[BEGIN Records for the exercise]
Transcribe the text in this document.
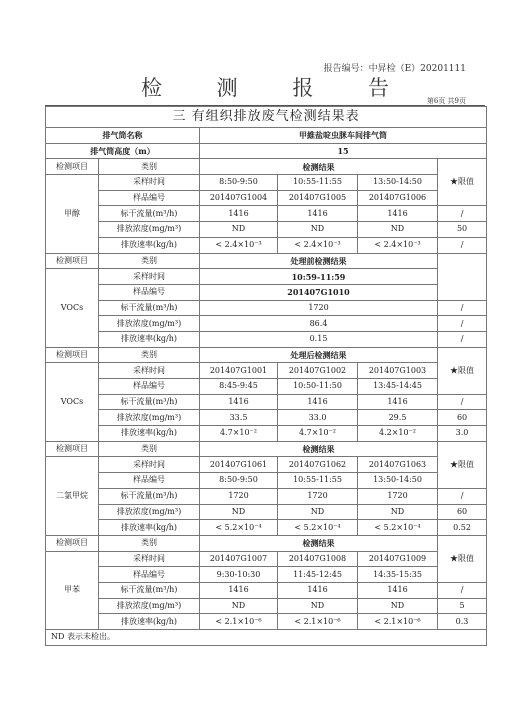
报告编号：中昇检（E）20201111
检 测 报 告
第6页 共9页
三 有组织排放废气检测结果表					
排气筒名称		甲維盐啶虫脒车间排气筒			
排气筒高度（m）		15			
检测项目	类别	检测结果			★限值
甲醇	采样时间	8:50-9:50	10:55-11:55	13:50-14:50	
	样品编号	201407G1004	201407G1005	201407G1006	
	标干流量(m³/h)	1416	1416	1416	/
	排放浓度(mg/m³)	ND	ND	ND	50
	排放速率(kg/h)	< 2.4×10⁻³	< 2.4×10⁻³	< 2.4×10⁻³	/
检测项目	类别	处理前检测结果			
VOCs	采样时间	10:59-11:59			
	样品编号	201407G1010			
	标干流量(m³/h)	1720			/
	排放浓度(mg/m³)	86.4			/
	排放速率(kg/h)	0.15			/
检测项目	类别	处理后检测结果			★限值
VOCs	采样时间	201407G1001	201407G1002	201407G1003	
	样品编号	8:45-9:45	10:50-11:50	13:45-14:45	
	标干流量(m³/h)	1416	1416	1416	/
	排放浓度(mg/m³)	33.5	33.0	29.5	60
	排放速率(kg/h)	4.7×10⁻²	4.7×10⁻²	4.2×10⁻²	3.0
检测项目	类别	检测结果			★限值
二氯甲烷	采样时间	201407G1061	201407G1062	201407G1063	
	样品编号	8:50-9:50	10:55-11:55	13:50-14:50	
	标干流量(m³/h)	1720	1720	1720	/
	排放浓度(mg/m³)	ND	ND	ND	60
	排放速率(kg/h)	< 5.2×10⁻⁴	< 5.2×10⁻⁴	< 5.2×10⁻⁴	0.52
检测项目	类别	检测结果			★限值
甲苯	采样时间	201407G1007	201407G1008	201407G1009	
	样品编号	9:30-10:30	11:45-12:45	14:35-15:35	
	标干流量(m³/h)	1416	1416	1416	/
	排放浓度(mg/m³)	ND	ND	ND	5
	排放速率(kg/h)	< 2.1×10⁻⁶	< 2.1×10⁻⁶	< 2.1×10⁻⁶	0.3
ND 表示未检出。					
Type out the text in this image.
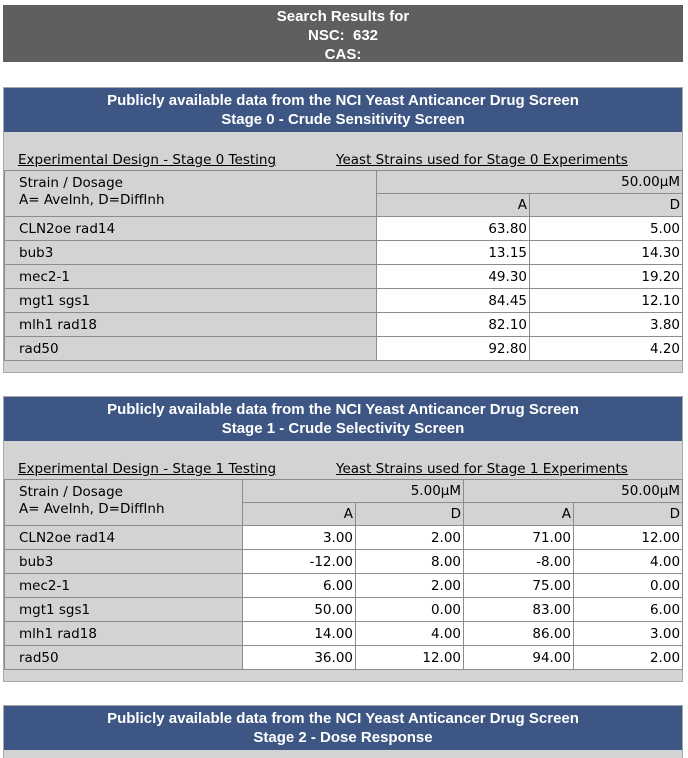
Search Results for
NSC:  632
CAS:
Publicly available data from the NCI Yeast Anticancer Drug Screen
Stage 0 - Crude Sensitivity Screen
Experimental Design - Stage 0 Testing	Yeast Strains used for Stage 0 Experiments
Strain / Dosage
A= AveInh, D=DiffInh	50.00µM	
	A	D
CLN2oe rad14	63.80	5.00
bub3	13.15	14.30
mec2-1	49.30	19.20
mgt1 sgs1	84.45	12.10
mlh1 rad18	82.10	3.80
rad50	92.80	4.20
Publicly available data from the NCI Yeast Anticancer Drug Screen
Stage 1 - Crude Selectivity Screen
Experimental Design - Stage 1 Testing	Yeast Strains used for Stage 1 Experiments
Strain / Dosage
A= AveInh, D=DiffInh	5.00µM		50.00µM	
	A	D	A	D
CLN2oe rad14	3.00	2.00	71.00	12.00
bub3	-12.00	8.00	-8.00	4.00
mec2-1	6.00	2.00	75.00	0.00
mgt1 sgs1	50.00	0.00	83.00	6.00
mlh1 rad18	14.00	4.00	86.00	3.00
rad50	36.00	12.00	94.00	2.00
Publicly available data from the NCI Yeast Anticancer Drug Screen
Stage 2 - Dose Response
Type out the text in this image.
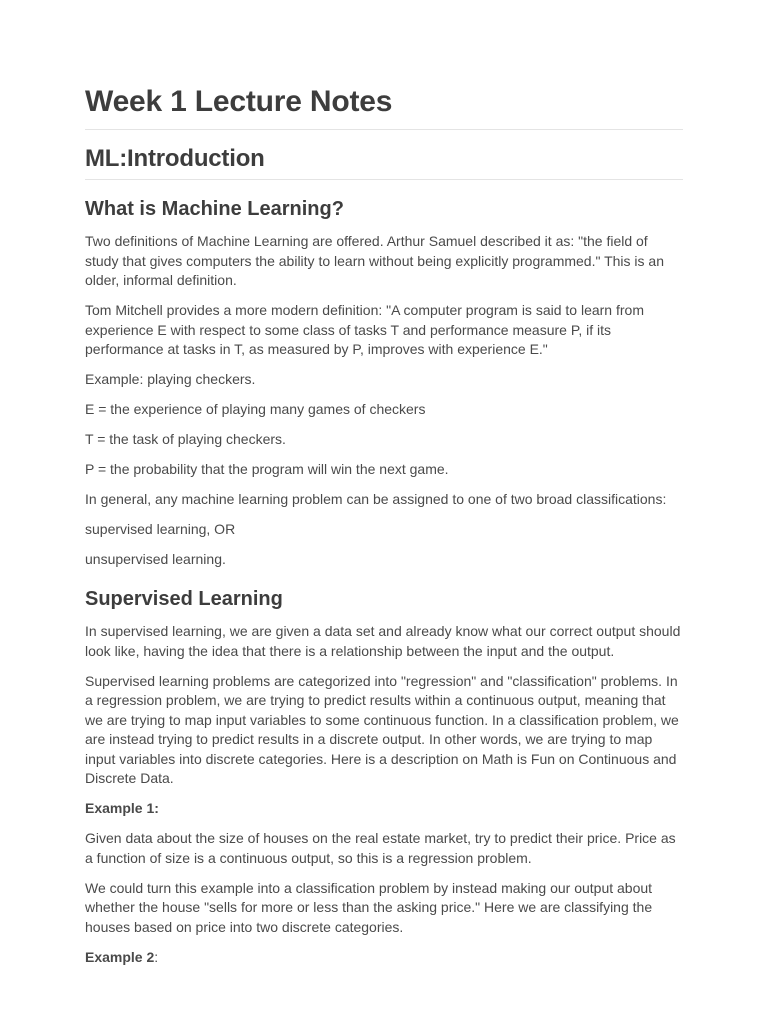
Week 1 Lecture Notes
ML:Introduction
What is Machine Learning?

Two definitions of Machine Learning are offered. Arthur Samuel described it as: "the field of study that gives computers the ability to learn without being explicitly programmed." This is an older, informal definition.

Tom Mitchell provides a more modern definition: "A computer program is said to learn from experience E with respect to some class of tasks T and performance measure P, if its performance at tasks in T, as measured by P, improves with experience E."

Example: playing checkers.

E = the experience of playing many games of checkers

T = the task of playing checkers.

P = the probability that the program will win the next game.

In general, any machine learning problem can be assigned to one of two broad classifications:

supervised learning, OR

unsupervised learning.

Supervised Learning

In supervised learning, we are given a data set and already know what our correct output should look like, having the idea that there is a relationship between the input and the output.

Supervised learning problems are categorized into "regression" and "classification" problems. In a regression problem, we are trying to predict results within a continuous output, meaning that we are trying to map input variables to some continuous function. In a classification problem, we are instead trying to predict results in a discrete output. In other words, we are trying to map input variables into discrete categories. Here is a description on Math is Fun on Continuous and Discrete Data.

Example 1:

Given data about the size of houses on the real estate market, try to predict their price. Price as a function of size is a continuous output, so this is a regression problem.

We could turn this example into a classification problem by instead making our output about whether the house "sells for more or less than the asking price." Here we are classifying the houses based on price into two discrete categories.

Example 2:
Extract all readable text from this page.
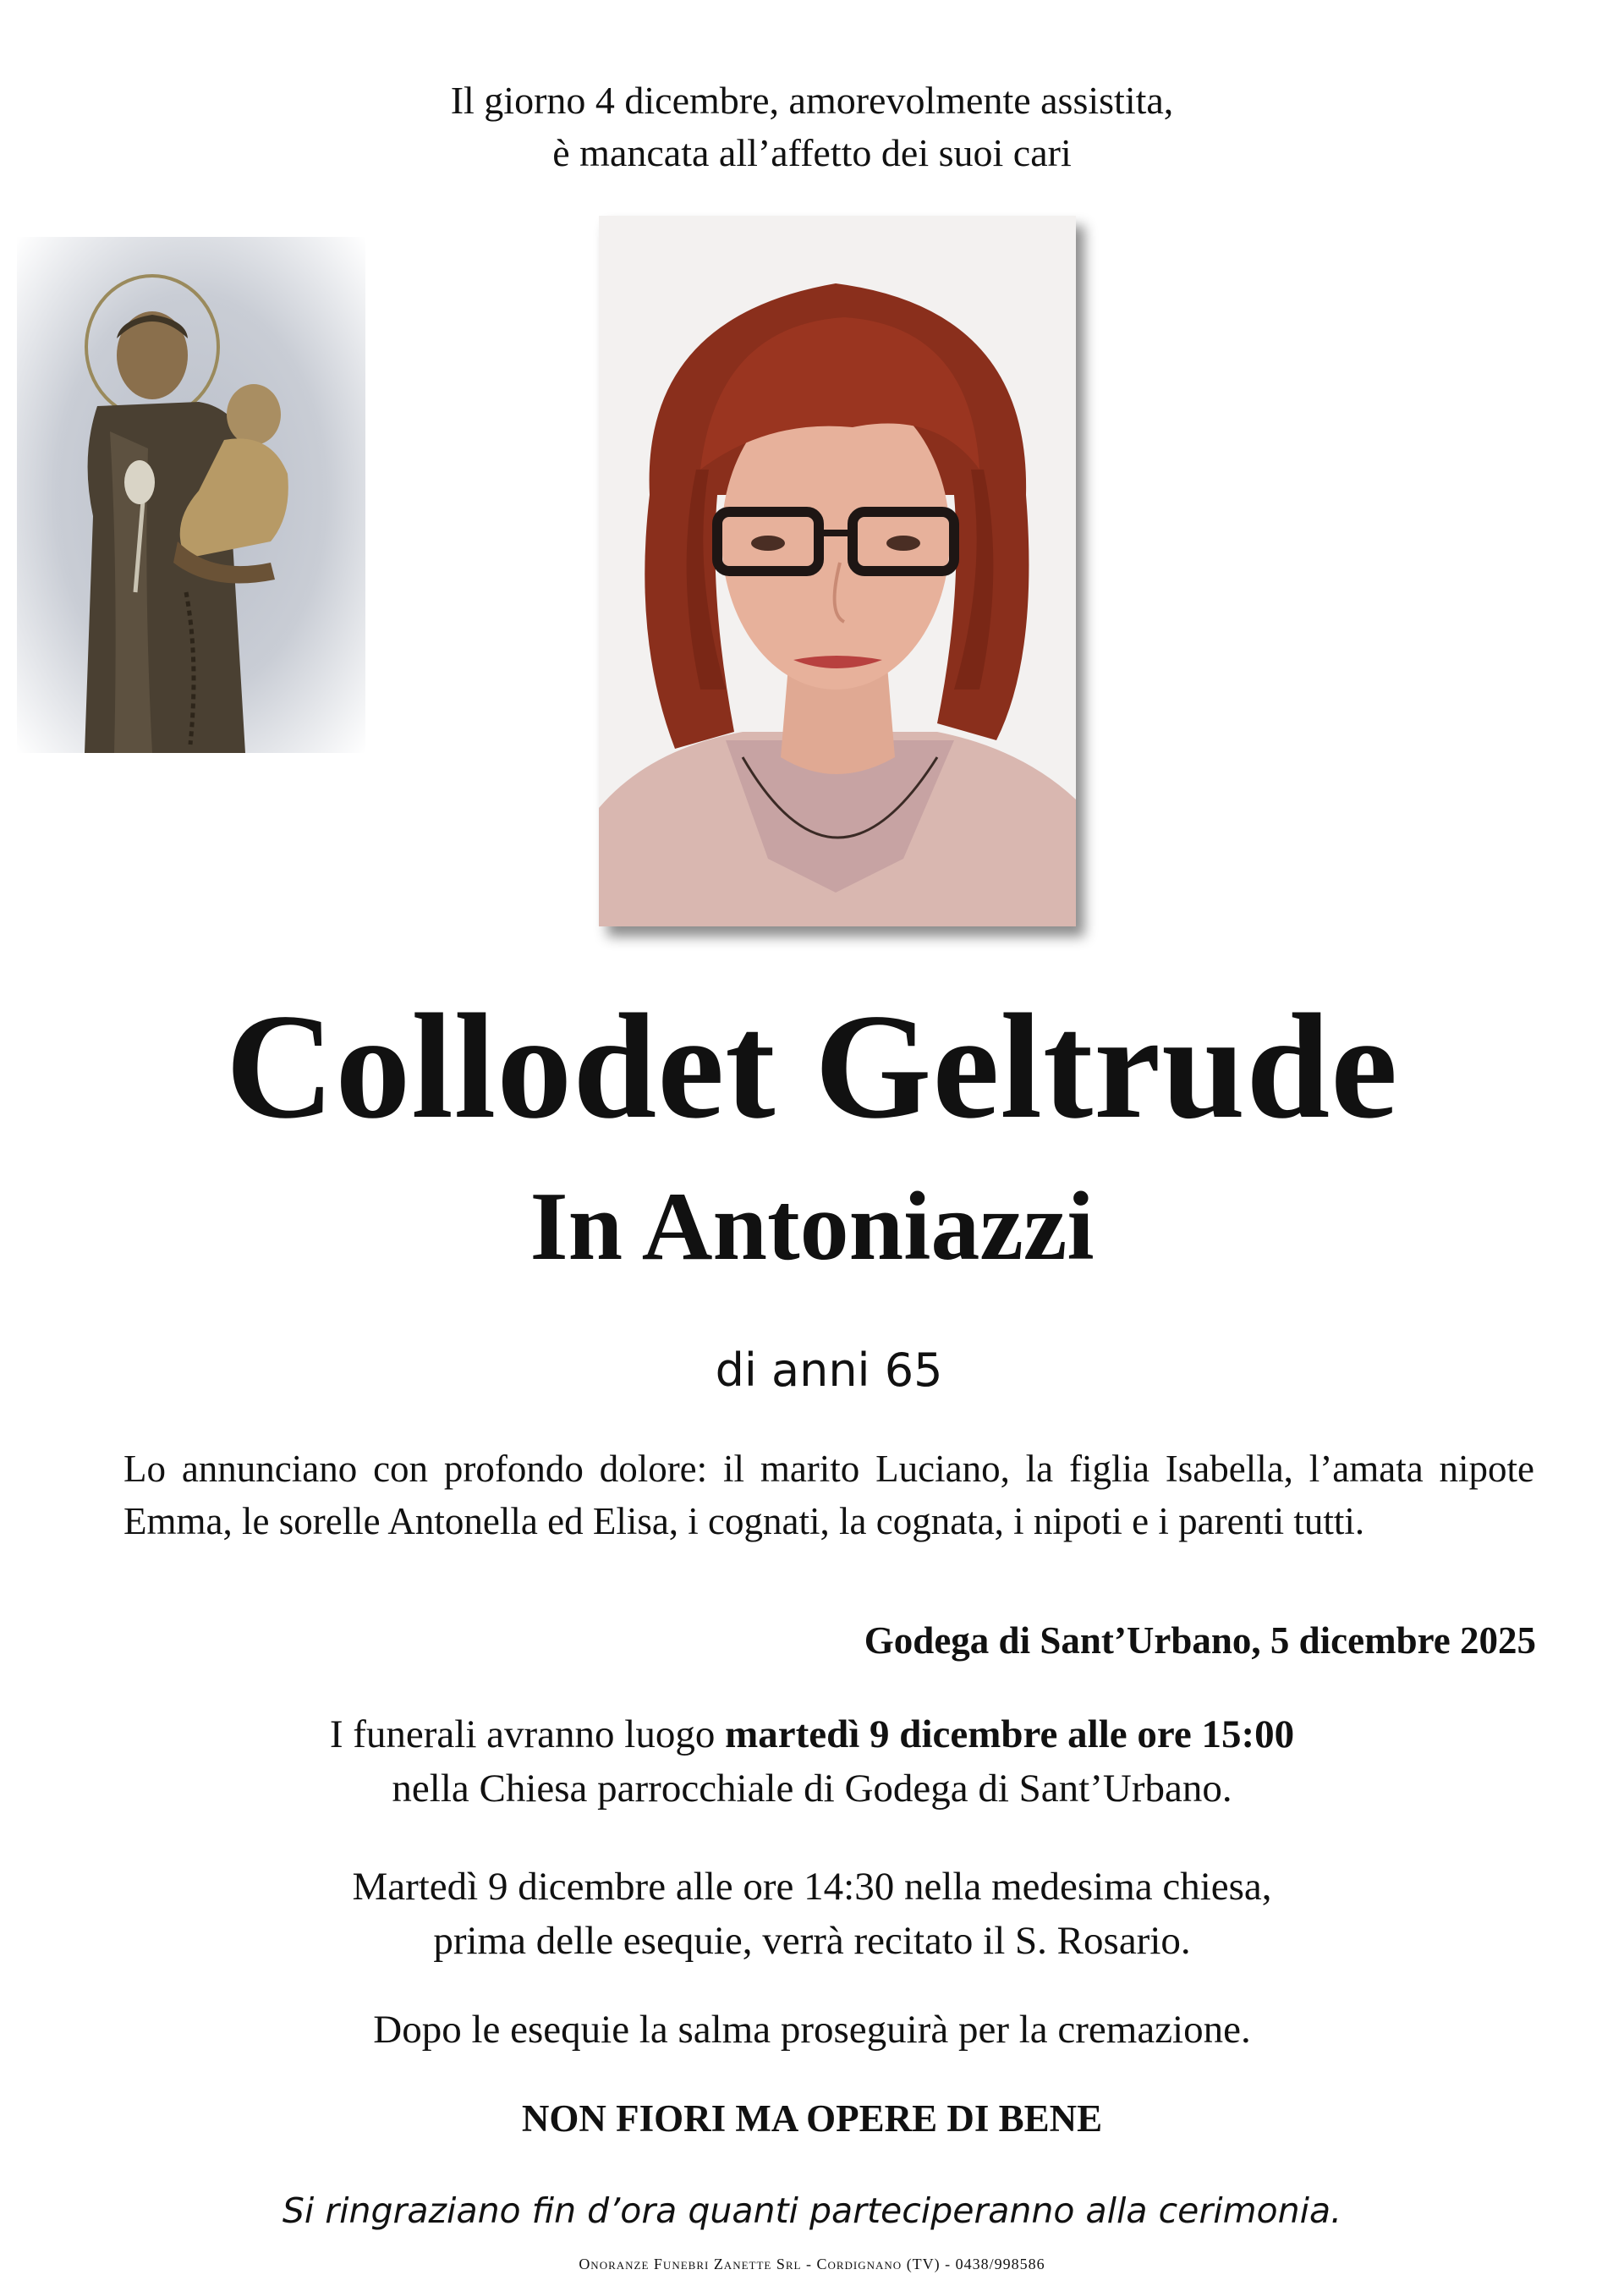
Il giorno 4 dicembre, amorevolmente assistita,
è mancata all’affetto dei suoi cari
Collodet Geltrude
In Antoniazzi
di anni 65
Lo annunciano con profondo dolore: il marito Luciano, la figlia Isabella, l’amata nipote Emma, le sorelle Antonella ed Elisa, i cognati, la cognata, i nipoti e i parenti tutti.
Godega di Sant’Urbano, 5 dicembre 2025
I funerali avranno luogo martedì 9 dicembre alle ore 15:00
nella Chiesa parrocchiale di Godega di Sant’Urbano.
Martedì 9 dicembre alle ore 14:30 nella medesima chiesa,
prima delle esequie, verrà recitato il S. Rosario.
Dopo le esequie la salma proseguirà per la cremazione.
NON FIORI MA OPERE DI BENE
Si ringraziano fin d’ora quanti parteciperanno alla cerimonia.
Onoranze Funebri Zanette Srl - Cordignano (TV) - 0438/998586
[END Records for the exercise]
### Problem to work on
Check all the records above and select each line where the string "Godega" is found.

### Full response
Godega di Sant’Urbano, 5 dicembre 2025
nella Chiesa parrocchiale di Godega di Sant’Urbano.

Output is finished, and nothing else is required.